- Problem to solve -
Output all of the entries exactly as written.

- Input records -
-- start --

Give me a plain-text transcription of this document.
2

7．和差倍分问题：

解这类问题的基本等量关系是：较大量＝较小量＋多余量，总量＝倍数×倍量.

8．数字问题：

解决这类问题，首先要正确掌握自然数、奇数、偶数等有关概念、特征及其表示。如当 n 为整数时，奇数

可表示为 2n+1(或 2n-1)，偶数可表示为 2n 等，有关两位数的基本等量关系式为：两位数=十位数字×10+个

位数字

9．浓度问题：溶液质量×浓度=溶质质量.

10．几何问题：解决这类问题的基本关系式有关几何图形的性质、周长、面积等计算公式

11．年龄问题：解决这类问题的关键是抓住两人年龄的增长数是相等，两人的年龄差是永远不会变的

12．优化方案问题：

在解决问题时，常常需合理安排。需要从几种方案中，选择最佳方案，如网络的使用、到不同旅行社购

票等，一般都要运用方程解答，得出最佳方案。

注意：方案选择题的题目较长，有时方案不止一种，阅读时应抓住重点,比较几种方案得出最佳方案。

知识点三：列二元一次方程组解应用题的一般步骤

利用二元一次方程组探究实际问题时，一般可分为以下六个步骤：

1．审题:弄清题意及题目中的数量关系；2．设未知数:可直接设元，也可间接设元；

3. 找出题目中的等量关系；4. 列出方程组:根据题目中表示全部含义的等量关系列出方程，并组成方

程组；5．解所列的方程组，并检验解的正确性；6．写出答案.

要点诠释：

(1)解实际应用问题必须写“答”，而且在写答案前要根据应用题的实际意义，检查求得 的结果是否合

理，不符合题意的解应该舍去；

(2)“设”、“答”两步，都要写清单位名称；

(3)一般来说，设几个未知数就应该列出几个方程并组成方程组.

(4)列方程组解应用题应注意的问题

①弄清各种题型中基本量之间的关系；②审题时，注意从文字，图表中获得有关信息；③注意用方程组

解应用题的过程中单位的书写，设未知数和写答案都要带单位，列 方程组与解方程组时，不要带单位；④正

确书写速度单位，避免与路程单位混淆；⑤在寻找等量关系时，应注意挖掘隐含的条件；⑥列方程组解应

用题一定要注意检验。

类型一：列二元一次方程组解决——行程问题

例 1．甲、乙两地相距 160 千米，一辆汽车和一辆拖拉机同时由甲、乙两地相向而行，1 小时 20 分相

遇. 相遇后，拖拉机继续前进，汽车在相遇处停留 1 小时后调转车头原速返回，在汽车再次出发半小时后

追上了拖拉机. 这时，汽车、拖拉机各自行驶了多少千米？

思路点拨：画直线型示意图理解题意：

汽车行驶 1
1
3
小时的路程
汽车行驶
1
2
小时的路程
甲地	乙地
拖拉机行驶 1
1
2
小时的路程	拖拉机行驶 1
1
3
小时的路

-- end --

- Result -
Give me a plain-text transcription of this document.
2

7．和差倍分问题：

解这类问题的基本等量关系是：较大量＝较小量＋多余量，总量＝倍数×倍量.

8．数字问题：

解决这类问题，首先要正确掌握自然数、奇数、偶数等有关概念、特征及其表示。如当 n 为整数时，奇数

可表示为 2n+1(或 2n-1)，偶数可表示为 2n 等，有关两位数的基本等量关系式为：两位数=十位数字×10+个

位数字

9．浓度问题：溶液质量×浓度=溶质质量.

10．几何问题：解决这类问题的基本关系式有关几何图形的性质、周长、面积等计算公式

11．年龄问题：解决这类问题的关键是抓住两人年龄的增长数是相等，两人的年龄差是永远不会变的

12．优化方案问题：

在解决问题时，常常需合理安排。需要从几种方案中，选择最佳方案，如网络的使用、到不同旅行社购

票等，一般都要运用方程解答，得出最佳方案。

注意：方案选择题的题目较长，有时方案不止一种，阅读时应抓住重点,比较几种方案得出最佳方案。

知识点三：列二元一次方程组解应用题的一般步骤

利用二元一次方程组探究实际问题时，一般可分为以下六个步骤：

1．审题:弄清题意及题目中的数量关系；2．设未知数:可直接设元，也可间接设元；

3. 找出题目中的等量关系；4. 列出方程组:根据题目中表示全部含义的等量关系列出方程，并组成方

程组；5．解所列的方程组，并检验解的正确性；6．写出答案.

要点诠释：

(1)解实际应用问题必须写“答”，而且在写答案前要根据应用题的实际意义，检查求得 的结果是否合

理，不符合题意的解应该舍去；

(2)“设”、“答”两步，都要写清单位名称；

(3)一般来说，设几个未知数就应该列出几个方程并组成方程组.

(4)列方程组解应用题应注意的问题

①弄清各种题型中基本量之间的关系；②审题时，注意从文字，图表中获得有关信息；③注意用方程组

解应用题的过程中单位的书写，设未知数和写答案都要带单位，列 方程组与解方程组时，不要带单位；④正

确书写速度单位，避免与路程单位混淆；⑤在寻找等量关系时，应注意挖掘隐含的条件；⑥列方程组解应

用题一定要注意检验。

类型一：列二元一次方程组解决——行程问题

例 1．甲、乙两地相距 160 千米，一辆汽车和一辆拖拉机同时由甲、乙两地相向而行，1 小时 20 分相

遇. 相遇后，拖拉机继续前进，汽车在相遇处停留 1 小时后调转车头原速返回，在汽车再次出发半小时后

追上了拖拉机. 这时，汽车、拖拉机各自行驶了多少千米？

思路点拨：画直线型示意图理解题意：

汽车行驶 1
1
3
小时的路程
汽车行驶
1
2
小时的路程
甲地	乙地
拖拉机行驶 1
1
2
小时的路程	拖拉机行驶 1
1
3
小时的路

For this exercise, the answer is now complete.